# [WHAT YOU HAVE TO DO]
Below is some material; transcribe all of it exactly.

Entries taken from a collection:
☆ ☆ ☆ ☆

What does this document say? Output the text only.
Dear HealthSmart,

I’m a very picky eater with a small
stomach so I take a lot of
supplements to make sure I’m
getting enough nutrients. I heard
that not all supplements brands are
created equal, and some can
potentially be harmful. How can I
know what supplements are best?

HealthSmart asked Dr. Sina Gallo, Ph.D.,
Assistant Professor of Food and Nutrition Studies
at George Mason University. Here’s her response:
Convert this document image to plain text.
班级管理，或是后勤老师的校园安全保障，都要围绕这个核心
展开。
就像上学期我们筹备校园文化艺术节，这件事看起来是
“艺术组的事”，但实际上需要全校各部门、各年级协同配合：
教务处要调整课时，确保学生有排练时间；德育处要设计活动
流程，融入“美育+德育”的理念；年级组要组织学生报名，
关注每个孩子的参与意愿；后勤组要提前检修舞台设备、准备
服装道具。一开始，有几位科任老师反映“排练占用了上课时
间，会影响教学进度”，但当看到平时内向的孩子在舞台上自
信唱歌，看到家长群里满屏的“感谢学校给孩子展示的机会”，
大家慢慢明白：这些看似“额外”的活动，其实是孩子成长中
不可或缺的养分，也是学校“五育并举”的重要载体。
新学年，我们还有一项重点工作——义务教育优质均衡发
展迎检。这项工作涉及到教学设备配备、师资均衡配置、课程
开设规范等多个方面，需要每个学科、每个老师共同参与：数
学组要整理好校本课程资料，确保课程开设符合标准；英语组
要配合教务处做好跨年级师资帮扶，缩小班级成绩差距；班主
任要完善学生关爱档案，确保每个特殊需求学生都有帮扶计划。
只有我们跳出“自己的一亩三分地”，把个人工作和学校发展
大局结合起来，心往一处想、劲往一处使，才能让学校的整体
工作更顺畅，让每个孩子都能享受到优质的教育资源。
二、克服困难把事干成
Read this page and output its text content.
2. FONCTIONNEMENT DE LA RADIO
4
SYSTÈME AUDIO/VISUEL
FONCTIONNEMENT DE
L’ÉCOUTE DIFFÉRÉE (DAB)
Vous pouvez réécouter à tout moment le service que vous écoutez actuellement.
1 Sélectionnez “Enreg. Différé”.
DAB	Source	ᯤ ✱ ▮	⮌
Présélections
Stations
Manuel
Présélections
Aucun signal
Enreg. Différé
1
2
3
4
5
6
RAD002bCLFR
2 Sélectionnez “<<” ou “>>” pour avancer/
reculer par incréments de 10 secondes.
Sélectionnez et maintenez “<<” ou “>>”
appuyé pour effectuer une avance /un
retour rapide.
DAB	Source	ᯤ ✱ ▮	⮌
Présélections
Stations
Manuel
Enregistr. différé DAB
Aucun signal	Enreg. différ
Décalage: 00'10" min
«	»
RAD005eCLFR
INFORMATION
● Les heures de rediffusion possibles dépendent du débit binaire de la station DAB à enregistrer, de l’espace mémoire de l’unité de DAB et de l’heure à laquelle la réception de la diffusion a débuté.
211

☆ ☆ ☆ ☆

# [TASK RESULT]
What does this document say? Output the text only.
Dear HealthSmart,

I’m a very picky eater with a small
stomach so I take a lot of
supplements to make sure I’m
getting enough nutrients. I heard
that not all supplements brands are
created equal, and some can
potentially be harmful. How can I
know what supplements are best?

HealthSmart asked Dr. Sina Gallo, Ph.D.,
Assistant Professor of Food and Nutrition Studies
at George Mason University. Here’s her response:
Convert this document image to plain text.
班级管理，或是后勤老师的校园安全保障，都要围绕这个核心
展开。
就像上学期我们筹备校园文化艺术节，这件事看起来是
“艺术组的事”，但实际上需要全校各部门、各年级协同配合：
教务处要调整课时，确保学生有排练时间；德育处要设计活动
流程，融入“美育+德育”的理念；年级组要组织学生报名，
关注每个孩子的参与意愿；后勤组要提前检修舞台设备、准备
服装道具。一开始，有几位科任老师反映“排练占用了上课时
间，会影响教学进度”，但当看到平时内向的孩子在舞台上自
信唱歌，看到家长群里满屏的“感谢学校给孩子展示的机会”，
大家慢慢明白：这些看似“额外”的活动，其实是孩子成长中
不可或缺的养分，也是学校“五育并举”的重要载体。
新学年，我们还有一项重点工作——义务教育优质均衡发
展迎检。这项工作涉及到教学设备配备、师资均衡配置、课程
开设规范等多个方面，需要每个学科、每个老师共同参与：数
学组要整理好校本课程资料，确保课程开设符合标准；英语组
要配合教务处做好跨年级师资帮扶，缩小班级成绩差距；班主
任要完善学生关爱档案，确保每个特殊需求学生都有帮扶计划。
只有我们跳出“自己的一亩三分地”，把个人工作和学校发展
大局结合起来，心往一处想、劲往一处使，才能让学校的整体
工作更顺畅，让每个孩子都能享受到优质的教育资源。
二、克服困难把事干成
Read this page and output its text content.
2. FONCTIONNEMENT DE LA RADIO
4
SYSTÈME AUDIO/VISUEL
FONCTIONNEMENT DE
L’ÉCOUTE DIFFÉRÉE (DAB)
Vous pouvez réécouter à tout moment le service que vous écoutez actuellement.
1 Sélectionnez “Enreg. Différé”.
DAB	Source	ᯤ ✱ ▮	⮌
Présélections
Stations
Manuel
Présélections
Aucun signal
Enreg. Différé
1
2
3
4
5
6
RAD002bCLFR
2 Sélectionnez “<<” ou “>>” pour avancer/
reculer par incréments de 10 secondes.
Sélectionnez et maintenez “<<” ou “>>”
appuyé pour effectuer une avance /un
retour rapide.
DAB	Source	ᯤ ✱ ▮	⮌
Présélections
Stations
Manuel
Enregistr. différé DAB
Aucun signal	Enreg. différ
Décalage: 00'10" min
«	»
RAD005eCLFR
INFORMATION
● Les heures de rediffusion possibles dépendent du débit binaire de la station DAB à enregistrer, de l’espace mémoire de l’unité de DAB et de l’heure à laquelle la réception de la diffusion a débuté.
211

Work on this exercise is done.